- [Фрагмент страницы]
* * * *

В исполнение этой вынужденной ауры дружбы между ГРУ и НКВД я должен был нанести ответный визит к моей коллеге. Это был моим единственным визитом на Лубянку. Из наших дел я достаточно хорошо изучил, что происходило в этом страшном месте, которое позднее было раскрыто в книге «Darkness at Noon» (Темнота в полдень) и в других разоблачениях беглецов на Запад.
Внешне, однако, я нашел, что административная сторона, не тюрьма, разумеется, была очень примечательным местом. Со специальным пропуском и после долгого сопровождения вооруженными часовыми на нескольких лифтах и вдоль многих коридоров, я достиг отдела технической разведки НКВД. Какой же был здесь контраст по сравнению с моим перенаселенным и дешевым кабинетом!
Здесь была приемная. Кроме нее была библиотека и учебные комнаты. Полы были богато покрыты коврами. На стенах висели обычные портреты Ленина и Сталина, разумеется, но там были также картины, выглядевшие весьма ценными. Вся мебель была сделана из хорошо полированного дерева, иностранного происхождения, по-видимому, скандинавского. Каждый аппарат связи был американского производства. Секретарши выглядели гораздо лучше, чем моя одинокая и мешковатая Полякова в военной форме. Все они были очень, очень привлекательными, некоторые даже очаровательными. Когда я очутился в кабинете своего партнера, то он предложил мне американскую сигарету. Я думаю, она была Честерфилд. Затем, когда мы договорились по поводу раздела Амторга, он из ящика стола достал бутылку шотландского виски, чтобы отметить нашу договоренность. Я возвратился в унылое Управление немного затуманенным, но не из-за выпивки.
В середине декабря 1940 года Голиков внезапно созвал специальное совещание всего своего верхнего персонала, состоящего около двадцати пяти офицеров. Я думал, что совещание будет иметь дело с чем-то типа войны с Англией, которая уже достигла своего зенита. Совещание касалось этой войны, но не прямо.

* * * *

- [Записи]
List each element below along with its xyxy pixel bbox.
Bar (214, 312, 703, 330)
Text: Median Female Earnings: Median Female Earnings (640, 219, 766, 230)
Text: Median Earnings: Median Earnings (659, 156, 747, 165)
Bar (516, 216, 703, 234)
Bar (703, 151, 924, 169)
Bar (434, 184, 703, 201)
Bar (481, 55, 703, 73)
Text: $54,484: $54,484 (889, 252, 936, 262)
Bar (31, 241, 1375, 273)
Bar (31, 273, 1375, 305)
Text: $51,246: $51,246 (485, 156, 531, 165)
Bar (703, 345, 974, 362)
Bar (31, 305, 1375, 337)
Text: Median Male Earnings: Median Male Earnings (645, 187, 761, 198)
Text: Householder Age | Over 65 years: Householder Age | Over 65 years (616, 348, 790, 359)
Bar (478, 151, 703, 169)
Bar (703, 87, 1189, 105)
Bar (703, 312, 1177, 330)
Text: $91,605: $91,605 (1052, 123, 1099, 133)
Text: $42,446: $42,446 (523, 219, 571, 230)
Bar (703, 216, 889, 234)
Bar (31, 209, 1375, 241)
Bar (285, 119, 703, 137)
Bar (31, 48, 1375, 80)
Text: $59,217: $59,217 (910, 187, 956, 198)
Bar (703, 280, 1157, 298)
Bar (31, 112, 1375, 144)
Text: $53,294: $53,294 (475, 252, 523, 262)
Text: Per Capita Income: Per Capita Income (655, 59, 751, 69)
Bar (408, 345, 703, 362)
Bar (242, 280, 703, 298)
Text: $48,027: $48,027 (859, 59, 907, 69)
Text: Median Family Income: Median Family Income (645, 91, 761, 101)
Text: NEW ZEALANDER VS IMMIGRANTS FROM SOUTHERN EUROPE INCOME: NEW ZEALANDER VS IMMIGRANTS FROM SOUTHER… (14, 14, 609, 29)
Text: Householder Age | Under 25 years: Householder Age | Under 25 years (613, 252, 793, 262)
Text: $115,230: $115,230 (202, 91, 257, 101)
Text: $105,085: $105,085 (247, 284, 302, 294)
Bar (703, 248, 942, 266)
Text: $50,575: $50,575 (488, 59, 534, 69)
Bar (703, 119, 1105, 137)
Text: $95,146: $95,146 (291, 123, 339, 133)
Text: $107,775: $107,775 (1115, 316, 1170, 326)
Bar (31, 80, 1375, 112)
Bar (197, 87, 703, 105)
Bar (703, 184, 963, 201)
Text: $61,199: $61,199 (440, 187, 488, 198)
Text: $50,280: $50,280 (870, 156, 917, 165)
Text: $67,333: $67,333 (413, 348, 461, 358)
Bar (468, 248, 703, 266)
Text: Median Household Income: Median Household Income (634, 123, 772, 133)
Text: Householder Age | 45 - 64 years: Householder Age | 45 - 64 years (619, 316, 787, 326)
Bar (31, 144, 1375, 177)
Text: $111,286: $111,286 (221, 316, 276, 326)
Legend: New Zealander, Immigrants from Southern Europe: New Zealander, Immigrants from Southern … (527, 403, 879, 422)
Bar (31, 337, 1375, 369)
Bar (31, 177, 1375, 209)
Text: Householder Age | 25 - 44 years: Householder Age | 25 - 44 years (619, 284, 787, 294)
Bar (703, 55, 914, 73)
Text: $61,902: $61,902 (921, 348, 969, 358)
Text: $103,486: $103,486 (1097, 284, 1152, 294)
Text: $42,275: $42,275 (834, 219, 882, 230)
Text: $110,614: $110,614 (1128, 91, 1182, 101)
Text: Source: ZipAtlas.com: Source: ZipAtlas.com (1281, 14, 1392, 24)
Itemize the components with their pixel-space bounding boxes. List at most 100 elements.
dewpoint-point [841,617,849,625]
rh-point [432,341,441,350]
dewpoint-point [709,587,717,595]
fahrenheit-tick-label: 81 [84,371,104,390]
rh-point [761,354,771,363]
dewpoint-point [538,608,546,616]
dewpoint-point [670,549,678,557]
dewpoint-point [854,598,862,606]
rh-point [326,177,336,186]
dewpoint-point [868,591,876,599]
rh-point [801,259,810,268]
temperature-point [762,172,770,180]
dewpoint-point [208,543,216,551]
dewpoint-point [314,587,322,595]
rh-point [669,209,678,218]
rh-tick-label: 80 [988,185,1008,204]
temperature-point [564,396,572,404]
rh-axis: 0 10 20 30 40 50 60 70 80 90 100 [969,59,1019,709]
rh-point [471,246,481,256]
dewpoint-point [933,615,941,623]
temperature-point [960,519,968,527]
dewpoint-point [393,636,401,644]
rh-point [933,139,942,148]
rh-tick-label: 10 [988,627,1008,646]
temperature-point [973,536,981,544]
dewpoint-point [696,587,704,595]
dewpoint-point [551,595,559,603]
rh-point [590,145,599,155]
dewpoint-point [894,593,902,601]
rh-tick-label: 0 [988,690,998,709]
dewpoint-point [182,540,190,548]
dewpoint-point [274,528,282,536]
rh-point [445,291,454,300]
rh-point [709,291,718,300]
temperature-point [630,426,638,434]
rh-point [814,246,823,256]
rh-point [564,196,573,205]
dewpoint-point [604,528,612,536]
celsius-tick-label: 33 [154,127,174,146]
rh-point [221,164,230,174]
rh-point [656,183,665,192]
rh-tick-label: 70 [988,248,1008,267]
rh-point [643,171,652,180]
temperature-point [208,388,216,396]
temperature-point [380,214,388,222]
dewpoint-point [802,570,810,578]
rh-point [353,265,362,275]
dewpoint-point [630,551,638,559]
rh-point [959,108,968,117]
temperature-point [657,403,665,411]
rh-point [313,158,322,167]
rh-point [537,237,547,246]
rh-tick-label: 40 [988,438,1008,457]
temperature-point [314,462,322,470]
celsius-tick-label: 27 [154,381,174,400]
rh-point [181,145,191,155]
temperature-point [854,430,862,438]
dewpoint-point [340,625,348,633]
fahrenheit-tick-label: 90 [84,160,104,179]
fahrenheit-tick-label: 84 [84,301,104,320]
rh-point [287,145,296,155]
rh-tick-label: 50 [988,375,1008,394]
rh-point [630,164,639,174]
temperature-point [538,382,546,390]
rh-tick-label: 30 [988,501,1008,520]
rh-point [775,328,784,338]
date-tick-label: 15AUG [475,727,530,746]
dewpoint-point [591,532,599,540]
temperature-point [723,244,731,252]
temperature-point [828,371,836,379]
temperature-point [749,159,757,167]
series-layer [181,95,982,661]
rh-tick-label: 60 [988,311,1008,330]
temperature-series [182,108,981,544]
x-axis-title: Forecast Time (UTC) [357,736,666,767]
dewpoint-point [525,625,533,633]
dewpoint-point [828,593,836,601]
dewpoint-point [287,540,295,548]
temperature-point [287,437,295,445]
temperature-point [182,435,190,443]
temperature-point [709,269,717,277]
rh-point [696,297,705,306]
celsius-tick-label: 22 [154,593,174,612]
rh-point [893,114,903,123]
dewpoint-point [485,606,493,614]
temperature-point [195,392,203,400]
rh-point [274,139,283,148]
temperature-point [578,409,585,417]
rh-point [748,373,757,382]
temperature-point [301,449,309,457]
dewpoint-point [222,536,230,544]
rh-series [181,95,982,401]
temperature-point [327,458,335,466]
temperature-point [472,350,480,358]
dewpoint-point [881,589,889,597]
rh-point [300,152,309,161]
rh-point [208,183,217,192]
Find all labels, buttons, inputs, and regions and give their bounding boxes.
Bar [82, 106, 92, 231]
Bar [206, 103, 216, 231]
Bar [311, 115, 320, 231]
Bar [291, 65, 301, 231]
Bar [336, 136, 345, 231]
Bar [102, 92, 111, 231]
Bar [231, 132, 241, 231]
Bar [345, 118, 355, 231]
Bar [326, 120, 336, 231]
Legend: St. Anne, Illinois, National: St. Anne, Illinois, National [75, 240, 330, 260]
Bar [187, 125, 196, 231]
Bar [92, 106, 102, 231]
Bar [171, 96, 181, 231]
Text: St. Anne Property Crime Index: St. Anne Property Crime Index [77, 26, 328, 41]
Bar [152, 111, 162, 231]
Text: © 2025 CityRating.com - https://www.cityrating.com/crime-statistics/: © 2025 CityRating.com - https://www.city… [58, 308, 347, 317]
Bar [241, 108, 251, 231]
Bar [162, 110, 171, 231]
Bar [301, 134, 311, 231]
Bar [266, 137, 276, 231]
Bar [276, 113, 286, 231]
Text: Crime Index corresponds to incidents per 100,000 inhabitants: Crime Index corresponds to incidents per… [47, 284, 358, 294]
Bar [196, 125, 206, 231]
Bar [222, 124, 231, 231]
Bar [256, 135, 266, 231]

* * * *

- [Короткая задача 1]
Ответьте по отрывку о визите на Лубянку:
(а) Какая книга упомянута в первом абзаце?
(б) Какую марку сигареты называет автор отрывка?
(в) Когда Голиков созвал специальное совещание?
- [Короткая задача 2] Обновите отрывок о визите на Лубянку: перепишите его, начиная с «Здесь была приемная.» и заканчивая «не из-за выпивки.», заменив «шотландского» на «ирландского».

- [Полный ответ 1]
(а) «Darkness at Noon» (Темнота в полдень).
(б) Честерфилд.
(в) В середине декабря 1940 года.

- [Полный ответ 2]
Здесь была приемная. Кроме нее была библиотека и учебные комнаты. Полы были богато покрыты коврами. На стенах висели обычные портреты Ленина и Сталина, разумеется, но там были также картины, выглядевшие весьма ценными. Вся мебель была сделана из хорошо полированного дерева, иностранного происхождения, по-видимому, скандинавского. Каждый аппарат связи был американского производства. Секретарши выглядели гораздо лучше, чем моя одинокая и мешковатая Полякова в военной форме. Все они были очень, очень привлекательными, некоторые даже очаровательными. Когда я очутился в кабинете своего партнера, то он предложил мне американскую сигарету. Я думаю, она была Честерфилд. Затем, когда мы договорились по поводу раздела Амторга, он из ящика стола достал бутылку ирландского виски, чтобы отметить нашу договоренность. Я возвратился в унылое Управление немного затуманенным, но не из-за выпивки.